● **What is being asked**:
Set the data down again, exactly as it reads, but without the pictures.

● ● ● ●

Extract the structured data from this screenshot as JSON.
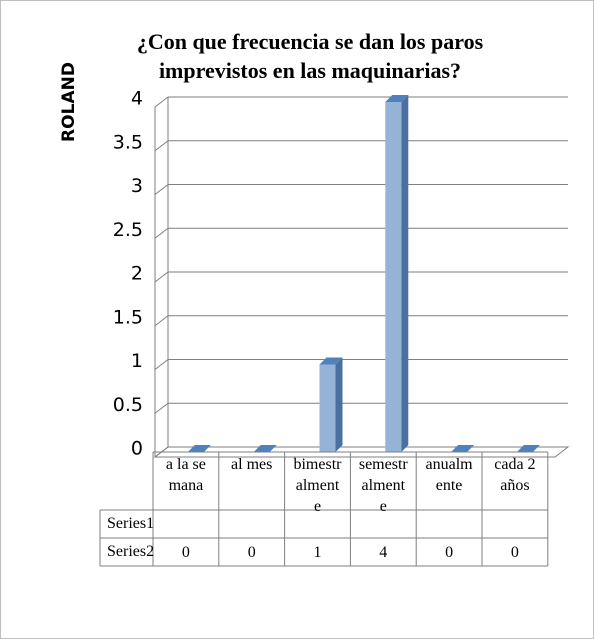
{
  "chart_data": {
    "type": "bar3d",
    "title": "¿Con que frecuencia se dan los paros imprevistos en las maquinarias?",
    "ylabel": "ROLAND",
    "categories": [
      "a la semana",
      "al mes",
      "bimestralmente",
      "semestralmente",
      "anualmente",
      "cada 2 años"
    ],
    "series": [
      {
        "name": "Series1",
        "color": "#4f81bd",
        "values": [
          null,
          null,
          null,
          null,
          null,
          null
        ]
      },
      {
        "name": "Series2",
        "color": "#95b3d7",
        "values": [
          0,
          0,
          1,
          4,
          0,
          0
        ]
      }
    ],
    "ylim": [
      0,
      4
    ],
    "yticks": [
      0,
      0.5,
      1,
      1.5,
      2,
      2.5,
      3,
      3.5,
      4
    ],
    "grid": true,
    "data_table": true
  }
}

● ● ● ●

● **Expected answer**:
Extract the structured data from this screenshot as JSON.
{
  "chart_data": {
    "type": "bar3d",
    "title": "¿Con que frecuencia se dan los paros imprevistos en las maquinarias?",
    "ylabel": "ROLAND",
    "categories": [
      "a la semana",
      "al mes",
      "bimestralmente",
      "semestralmente",
      "anualmente",
      "cada 2 años"
    ],
    "series": [
      {
        "name": "Series1",
        "color": "#4f81bd",
        "values": [
          null,
          null,
          null,
          null,
          null,
          null
        ]
      },
      {
        "name": "Series2",
        "color": "#95b3d7",
        "values": [
          0,
          0,
          1,
          4,
          0,
          0
        ]
      }
    ],
    "ylim": [
      0,
      4
    ],
    "yticks": [
      0,
      0.5,
      1,
      1.5,
      2,
      2.5,
      3,
      3.5,
      4
    ],
    "grid": true,
    "data_table": true
  }
}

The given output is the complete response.